● Given records:
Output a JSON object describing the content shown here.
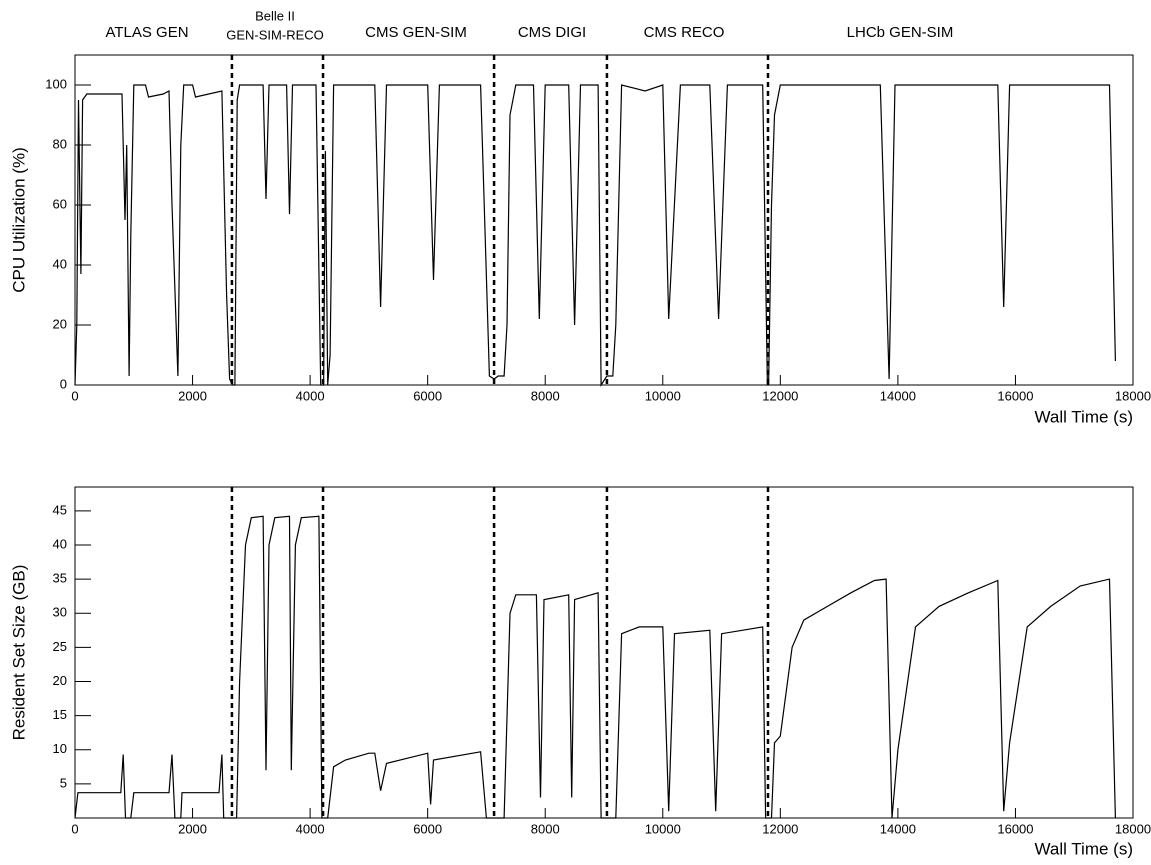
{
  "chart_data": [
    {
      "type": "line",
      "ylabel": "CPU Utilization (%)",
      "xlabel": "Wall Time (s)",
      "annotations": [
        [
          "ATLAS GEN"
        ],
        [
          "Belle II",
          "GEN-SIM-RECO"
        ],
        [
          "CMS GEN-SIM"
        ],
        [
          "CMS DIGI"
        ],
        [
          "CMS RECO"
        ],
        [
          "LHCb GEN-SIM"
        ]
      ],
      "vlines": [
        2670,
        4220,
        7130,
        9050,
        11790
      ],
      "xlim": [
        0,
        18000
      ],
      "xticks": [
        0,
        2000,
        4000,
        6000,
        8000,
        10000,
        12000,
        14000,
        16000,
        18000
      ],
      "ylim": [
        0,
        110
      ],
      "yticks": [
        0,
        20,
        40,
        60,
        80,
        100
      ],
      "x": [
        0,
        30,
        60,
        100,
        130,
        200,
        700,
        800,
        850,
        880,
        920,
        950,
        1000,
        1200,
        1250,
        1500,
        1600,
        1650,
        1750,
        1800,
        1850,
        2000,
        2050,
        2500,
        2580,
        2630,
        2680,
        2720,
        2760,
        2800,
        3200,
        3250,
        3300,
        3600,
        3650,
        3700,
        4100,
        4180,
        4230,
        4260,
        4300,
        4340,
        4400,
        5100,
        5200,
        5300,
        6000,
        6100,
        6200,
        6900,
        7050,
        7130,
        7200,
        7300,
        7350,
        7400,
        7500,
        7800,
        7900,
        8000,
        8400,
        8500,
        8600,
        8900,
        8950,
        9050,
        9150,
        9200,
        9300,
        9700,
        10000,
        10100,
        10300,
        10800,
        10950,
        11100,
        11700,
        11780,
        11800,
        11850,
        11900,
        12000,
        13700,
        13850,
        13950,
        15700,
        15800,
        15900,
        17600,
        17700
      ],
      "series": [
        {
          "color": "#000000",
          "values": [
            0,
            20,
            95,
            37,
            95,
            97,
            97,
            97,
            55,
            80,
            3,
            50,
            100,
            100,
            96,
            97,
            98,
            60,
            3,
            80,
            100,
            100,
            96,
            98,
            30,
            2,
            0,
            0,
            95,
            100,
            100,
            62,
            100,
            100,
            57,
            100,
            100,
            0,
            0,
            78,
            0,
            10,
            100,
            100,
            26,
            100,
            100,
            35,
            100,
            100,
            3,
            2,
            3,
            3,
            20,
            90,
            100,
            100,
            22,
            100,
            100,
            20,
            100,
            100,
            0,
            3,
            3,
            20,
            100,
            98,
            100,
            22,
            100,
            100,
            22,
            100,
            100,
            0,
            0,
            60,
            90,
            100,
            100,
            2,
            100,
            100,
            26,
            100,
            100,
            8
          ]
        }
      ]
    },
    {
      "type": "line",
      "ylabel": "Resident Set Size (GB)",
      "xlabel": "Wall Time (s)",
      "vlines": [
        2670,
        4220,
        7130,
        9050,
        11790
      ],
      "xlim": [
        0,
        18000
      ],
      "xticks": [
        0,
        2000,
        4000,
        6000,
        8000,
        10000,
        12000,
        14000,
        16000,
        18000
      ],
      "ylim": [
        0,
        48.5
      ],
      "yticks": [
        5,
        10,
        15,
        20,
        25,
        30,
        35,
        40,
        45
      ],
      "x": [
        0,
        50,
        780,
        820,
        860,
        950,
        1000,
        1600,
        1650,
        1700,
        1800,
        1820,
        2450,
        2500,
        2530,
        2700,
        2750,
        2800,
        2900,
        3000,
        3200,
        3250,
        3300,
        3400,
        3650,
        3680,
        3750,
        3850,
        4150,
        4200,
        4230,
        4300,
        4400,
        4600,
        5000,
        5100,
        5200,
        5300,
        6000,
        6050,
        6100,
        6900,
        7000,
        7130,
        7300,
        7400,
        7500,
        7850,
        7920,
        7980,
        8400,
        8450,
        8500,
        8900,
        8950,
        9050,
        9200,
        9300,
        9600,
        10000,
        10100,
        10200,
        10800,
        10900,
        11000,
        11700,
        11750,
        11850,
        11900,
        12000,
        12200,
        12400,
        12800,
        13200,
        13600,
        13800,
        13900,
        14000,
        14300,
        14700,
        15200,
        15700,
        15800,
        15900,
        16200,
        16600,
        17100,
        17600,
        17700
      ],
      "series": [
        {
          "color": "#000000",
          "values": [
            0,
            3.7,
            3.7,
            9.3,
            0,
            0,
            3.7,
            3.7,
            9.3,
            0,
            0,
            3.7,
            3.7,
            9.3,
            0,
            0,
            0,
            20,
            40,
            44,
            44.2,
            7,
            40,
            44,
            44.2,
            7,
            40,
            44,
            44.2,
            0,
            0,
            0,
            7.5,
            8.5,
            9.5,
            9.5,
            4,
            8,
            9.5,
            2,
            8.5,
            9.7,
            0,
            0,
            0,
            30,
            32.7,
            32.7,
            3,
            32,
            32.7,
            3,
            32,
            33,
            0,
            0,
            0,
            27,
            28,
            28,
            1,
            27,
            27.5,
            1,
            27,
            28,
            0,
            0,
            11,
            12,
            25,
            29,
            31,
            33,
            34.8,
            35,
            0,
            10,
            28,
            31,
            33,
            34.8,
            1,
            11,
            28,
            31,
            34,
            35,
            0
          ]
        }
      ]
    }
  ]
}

● Task details: All of the records need repeating exactly, except for the pictures.

● Result of this task:
Output a JSON object describing the content shown here.
{
  "chart_data": [
    {
      "type": "line",
      "ylabel": "CPU Utilization (%)",
      "xlabel": "Wall Time (s)",
      "annotations": [
        [
          "ATLAS GEN"
        ],
        [
          "Belle II",
          "GEN-SIM-RECO"
        ],
        [
          "CMS GEN-SIM"
        ],
        [
          "CMS DIGI"
        ],
        [
          "CMS RECO"
        ],
        [
          "LHCb GEN-SIM"
        ]
      ],
      "vlines": [
        2670,
        4220,
        7130,
        9050,
        11790
      ],
      "xlim": [
        0,
        18000
      ],
      "xticks": [
        0,
        2000,
        4000,
        6000,
        8000,
        10000,
        12000,
        14000,
        16000,
        18000
      ],
      "ylim": [
        0,
        110
      ],
      "yticks": [
        0,
        20,
        40,
        60,
        80,
        100
      ],
      "x": [
        0,
        30,
        60,
        100,
        130,
        200,
        700,
        800,
        850,
        880,
        920,
        950,
        1000,
        1200,
        1250,
        1500,
        1600,
        1650,
        1750,
        1800,
        1850,
        2000,
        2050,
        2500,
        2580,
        2630,
        2680,
        2720,
        2760,
        2800,
        3200,
        3250,
        3300,
        3600,
        3650,
        3700,
        4100,
        4180,
        4230,
        4260,
        4300,
        4340,
        4400,
        5100,
        5200,
        5300,
        6000,
        6100,
        6200,
        6900,
        7050,
        7130,
        7200,
        7300,
        7350,
        7400,
        7500,
        7800,
        7900,
        8000,
        8400,
        8500,
        8600,
        8900,
        8950,
        9050,
        9150,
        9200,
        9300,
        9700,
        10000,
        10100,
        10300,
        10800,
        10950,
        11100,
        11700,
        11780,
        11800,
        11850,
        11900,
        12000,
        13700,
        13850,
        13950,
        15700,
        15800,
        15900,
        17600,
        17700
      ],
      "series": [
        {
          "color": "#000000",
          "values": [
            0,
            20,
            95,
            37,
            95,
            97,
            97,
            97,
            55,
            80,
            3,
            50,
            100,
            100,
            96,
            97,
            98,
            60,
            3,
            80,
            100,
            100,
            96,
            98,
            30,
            2,
            0,
            0,
            95,
            100,
            100,
            62,
            100,
            100,
            57,
            100,
            100,
            0,
            0,
            78,
            0,
            10,
            100,
            100,
            26,
            100,
            100,
            35,
            100,
            100,
            3,
            2,
            3,
            3,
            20,
            90,
            100,
            100,
            22,
            100,
            100,
            20,
            100,
            100,
            0,
            3,
            3,
            20,
            100,
            98,
            100,
            22,
            100,
            100,
            22,
            100,
            100,
            0,
            0,
            60,
            90,
            100,
            100,
            2,
            100,
            100,
            26,
            100,
            100,
            8
          ]
        }
      ]
    },
    {
      "type": "line",
      "ylabel": "Resident Set Size (GB)",
      "xlabel": "Wall Time (s)",
      "vlines": [
        2670,
        4220,
        7130,
        9050,
        11790
      ],
      "xlim": [
        0,
        18000
      ],
      "xticks": [
        0,
        2000,
        4000,
        6000,
        8000,
        10000,
        12000,
        14000,
        16000,
        18000
      ],
      "ylim": [
        0,
        48.5
      ],
      "yticks": [
        5,
        10,
        15,
        20,
        25,
        30,
        35,
        40,
        45
      ],
      "x": [
        0,
        50,
        780,
        820,
        860,
        950,
        1000,
        1600,
        1650,
        1700,
        1800,
        1820,
        2450,
        2500,
        2530,
        2700,
        2750,
        2800,
        2900,
        3000,
        3200,
        3250,
        3300,
        3400,
        3650,
        3680,
        3750,
        3850,
        4150,
        4200,
        4230,
        4300,
        4400,
        4600,
        5000,
        5100,
        5200,
        5300,
        6000,
        6050,
        6100,
        6900,
        7000,
        7130,
        7300,
        7400,
        7500,
        7850,
        7920,
        7980,
        8400,
        8450,
        8500,
        8900,
        8950,
        9050,
        9200,
        9300,
        9600,
        10000,
        10100,
        10200,
        10800,
        10900,
        11000,
        11700,
        11750,
        11850,
        11900,
        12000,
        12200,
        12400,
        12800,
        13200,
        13600,
        13800,
        13900,
        14000,
        14300,
        14700,
        15200,
        15700,
        15800,
        15900,
        16200,
        16600,
        17100,
        17600,
        17700
      ],
      "series": [
        {
          "color": "#000000",
          "values": [
            0,
            3.7,
            3.7,
            9.3,
            0,
            0,
            3.7,
            3.7,
            9.3,
            0,
            0,
            3.7,
            3.7,
            9.3,
            0,
            0,
            0,
            20,
            40,
            44,
            44.2,
            7,
            40,
            44,
            44.2,
            7,
            40,
            44,
            44.2,
            0,
            0,
            0,
            7.5,
            8.5,
            9.5,
            9.5,
            4,
            8,
            9.5,
            2,
            8.5,
            9.7,
            0,
            0,
            0,
            30,
            32.7,
            32.7,
            3,
            32,
            32.7,
            3,
            32,
            33,
            0,
            0,
            0,
            27,
            28,
            28,
            1,
            27,
            27.5,
            1,
            27,
            28,
            0,
            0,
            11,
            12,
            25,
            29,
            31,
            33,
            34.8,
            35,
            0,
            10,
            28,
            31,
            33,
            34.8,
            1,
            11,
            28,
            31,
            34,
            35,
            0
          ]
        }
      ]
    }
  ]
}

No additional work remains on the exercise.